▸ **DIRECTIVE**
Copy everything from "By definition the" down to "no explicit explanation." in the Network Route Utilisation Strategy article below, swapping "scoping document" for "remit document".

▸ **DOCUMENT**
-=-=-=-=-

= Network Route Utilisation Strategy =

Long-term plans for British rail infrastructure

The Network Route Utilisation Strategy (Network RUS) is a Route Utilisation Strategy (RUS) produced by Network Rail (NR). The Network RUS is one of only two (the Freight RUS is the other) which have the perspective of the network as whole; most of NR's RUSs are geographical, mainly regional, in nature. Uniquely the Network RUS is divided into four separate workstreams each of which has its own management team and documentary outputs, effectively an RUS in its own right.

RUSs are established by the Office of Rail Regulation (ORR) unless the latter objects within 60 days. As at mid-March 2010 two workstreams had been published and established (the Scenarios & Long Distance Forecasts workstream and the Electrification workstream); they are consequently included in Network Rail's map as established, and it is expected that the others will be included as they are published and established.

By definition the geographic scope is the whole Network Rail network.

==The Scenarios & Long Distance Forecasts workstream==
This workstream was published in June 2009. Originally it was to be called the Review of RUSs/Long Distance train statement, and an appropriate scoping document was accordingly published on the website. By shortly before the publication of the draft document, the perspective had been changed to Long-distance services and Scenarios, and continued to be described as such on the Network Rail map even after publication of the draft, which like the final version had the above title. By the time of the publication of the draft the original scoping document was removed from the website, and not replaced, with no explicit explanation.

-=-=-=-=-

Element location data:
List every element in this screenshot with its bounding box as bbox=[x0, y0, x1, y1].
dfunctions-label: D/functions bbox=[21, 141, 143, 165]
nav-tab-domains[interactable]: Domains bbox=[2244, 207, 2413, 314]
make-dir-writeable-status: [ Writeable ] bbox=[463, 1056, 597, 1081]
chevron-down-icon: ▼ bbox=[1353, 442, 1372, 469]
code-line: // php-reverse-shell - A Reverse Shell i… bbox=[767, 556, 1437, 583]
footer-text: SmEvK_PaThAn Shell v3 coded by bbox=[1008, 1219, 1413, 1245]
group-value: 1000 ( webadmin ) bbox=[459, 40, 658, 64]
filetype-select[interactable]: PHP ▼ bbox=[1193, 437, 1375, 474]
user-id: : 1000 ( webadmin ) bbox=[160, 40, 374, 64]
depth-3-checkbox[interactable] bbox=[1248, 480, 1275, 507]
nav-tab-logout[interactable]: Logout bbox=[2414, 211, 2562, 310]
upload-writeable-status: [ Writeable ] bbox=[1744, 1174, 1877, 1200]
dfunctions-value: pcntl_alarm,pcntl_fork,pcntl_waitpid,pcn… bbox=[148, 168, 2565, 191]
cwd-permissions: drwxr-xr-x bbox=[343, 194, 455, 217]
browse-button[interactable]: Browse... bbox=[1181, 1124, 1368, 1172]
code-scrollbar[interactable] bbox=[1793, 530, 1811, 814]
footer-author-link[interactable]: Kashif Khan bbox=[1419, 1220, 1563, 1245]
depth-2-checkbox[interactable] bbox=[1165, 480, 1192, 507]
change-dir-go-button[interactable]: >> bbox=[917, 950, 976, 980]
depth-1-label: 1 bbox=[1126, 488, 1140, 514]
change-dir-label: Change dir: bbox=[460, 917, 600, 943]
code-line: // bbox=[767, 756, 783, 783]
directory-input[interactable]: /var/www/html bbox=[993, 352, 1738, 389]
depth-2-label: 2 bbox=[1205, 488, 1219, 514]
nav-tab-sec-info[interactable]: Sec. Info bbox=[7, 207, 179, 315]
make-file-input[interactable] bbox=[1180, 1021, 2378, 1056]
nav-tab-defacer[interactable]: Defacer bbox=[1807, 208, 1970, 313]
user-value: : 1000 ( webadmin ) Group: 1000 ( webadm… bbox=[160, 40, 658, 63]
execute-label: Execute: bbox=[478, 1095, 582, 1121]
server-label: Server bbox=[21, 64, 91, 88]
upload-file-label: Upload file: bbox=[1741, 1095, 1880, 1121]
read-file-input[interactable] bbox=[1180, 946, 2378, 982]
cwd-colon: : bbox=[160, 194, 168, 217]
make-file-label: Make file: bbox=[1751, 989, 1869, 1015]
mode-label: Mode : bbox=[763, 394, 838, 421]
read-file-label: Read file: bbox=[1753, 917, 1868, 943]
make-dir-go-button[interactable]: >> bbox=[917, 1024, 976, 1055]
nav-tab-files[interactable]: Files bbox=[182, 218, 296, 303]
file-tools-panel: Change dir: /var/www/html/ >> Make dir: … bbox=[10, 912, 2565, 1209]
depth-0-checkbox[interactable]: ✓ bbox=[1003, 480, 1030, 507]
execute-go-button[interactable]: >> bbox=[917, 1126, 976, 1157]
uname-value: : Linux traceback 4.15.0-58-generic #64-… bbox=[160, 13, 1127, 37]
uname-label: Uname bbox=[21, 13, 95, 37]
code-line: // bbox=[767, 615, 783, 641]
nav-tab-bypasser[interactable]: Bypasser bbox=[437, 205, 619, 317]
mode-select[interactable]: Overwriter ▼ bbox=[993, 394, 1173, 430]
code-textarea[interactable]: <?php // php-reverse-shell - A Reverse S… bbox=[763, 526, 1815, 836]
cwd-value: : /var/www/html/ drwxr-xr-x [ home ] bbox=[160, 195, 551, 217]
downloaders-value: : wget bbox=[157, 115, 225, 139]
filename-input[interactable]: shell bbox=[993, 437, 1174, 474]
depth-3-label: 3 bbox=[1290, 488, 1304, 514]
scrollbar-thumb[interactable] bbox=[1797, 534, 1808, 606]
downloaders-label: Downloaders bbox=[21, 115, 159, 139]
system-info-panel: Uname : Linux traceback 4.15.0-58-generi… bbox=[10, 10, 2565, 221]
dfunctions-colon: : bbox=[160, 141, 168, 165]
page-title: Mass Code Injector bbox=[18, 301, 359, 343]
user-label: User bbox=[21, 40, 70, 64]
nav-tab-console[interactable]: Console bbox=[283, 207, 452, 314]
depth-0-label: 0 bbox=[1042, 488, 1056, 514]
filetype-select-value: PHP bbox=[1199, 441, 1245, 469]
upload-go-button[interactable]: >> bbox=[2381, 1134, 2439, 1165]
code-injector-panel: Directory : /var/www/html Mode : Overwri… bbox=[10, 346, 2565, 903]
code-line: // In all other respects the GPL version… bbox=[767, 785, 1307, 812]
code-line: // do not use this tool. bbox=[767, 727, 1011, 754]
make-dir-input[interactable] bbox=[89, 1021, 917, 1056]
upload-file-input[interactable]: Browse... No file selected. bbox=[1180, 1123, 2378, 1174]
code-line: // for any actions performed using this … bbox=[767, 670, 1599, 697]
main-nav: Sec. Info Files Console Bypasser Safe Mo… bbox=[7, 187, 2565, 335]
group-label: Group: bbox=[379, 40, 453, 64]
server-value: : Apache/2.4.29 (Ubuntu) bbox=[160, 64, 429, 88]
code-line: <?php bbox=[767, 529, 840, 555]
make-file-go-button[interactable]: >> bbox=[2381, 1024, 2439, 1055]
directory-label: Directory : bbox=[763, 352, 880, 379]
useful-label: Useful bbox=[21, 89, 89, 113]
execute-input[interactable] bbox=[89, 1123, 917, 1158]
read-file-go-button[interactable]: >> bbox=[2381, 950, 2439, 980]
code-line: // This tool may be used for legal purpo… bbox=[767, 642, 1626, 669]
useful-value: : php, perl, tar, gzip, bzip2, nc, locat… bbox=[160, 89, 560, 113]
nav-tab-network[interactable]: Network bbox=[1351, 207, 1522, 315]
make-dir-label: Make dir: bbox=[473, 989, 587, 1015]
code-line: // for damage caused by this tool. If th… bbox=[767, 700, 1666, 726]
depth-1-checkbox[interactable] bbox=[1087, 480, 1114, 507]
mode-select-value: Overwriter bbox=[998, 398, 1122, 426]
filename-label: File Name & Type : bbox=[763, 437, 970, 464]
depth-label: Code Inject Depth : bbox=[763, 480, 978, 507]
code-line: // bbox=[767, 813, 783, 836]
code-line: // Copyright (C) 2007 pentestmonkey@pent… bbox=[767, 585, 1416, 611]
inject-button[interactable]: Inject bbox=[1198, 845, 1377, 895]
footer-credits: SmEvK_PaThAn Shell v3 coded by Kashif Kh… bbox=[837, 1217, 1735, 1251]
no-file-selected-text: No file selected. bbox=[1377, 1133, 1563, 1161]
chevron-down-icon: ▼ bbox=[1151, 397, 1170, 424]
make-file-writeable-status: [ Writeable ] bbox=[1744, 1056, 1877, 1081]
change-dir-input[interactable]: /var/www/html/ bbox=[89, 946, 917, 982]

-=-=-=-=-

▸ **FINAL RESULT**
By definition the geographic scope is the whole Network Rail network.

==The Scenarios & Long Distance Forecasts workstream==
This workstream was published in June 2009. Originally it was to be called the Review of RUSs/Long Distance train statement, and an appropriate remit document was accordingly published on the website. By shortly before the publication of the draft document, the perspective had been changed to Long-distance services and Scenarios, and continued to be described as such on the Network Rail map even after publication of the draft, which like the final version had the above title. By the time of the publication of the draft the original remit document was removed from the website, and not replaced, with no explicit explanation.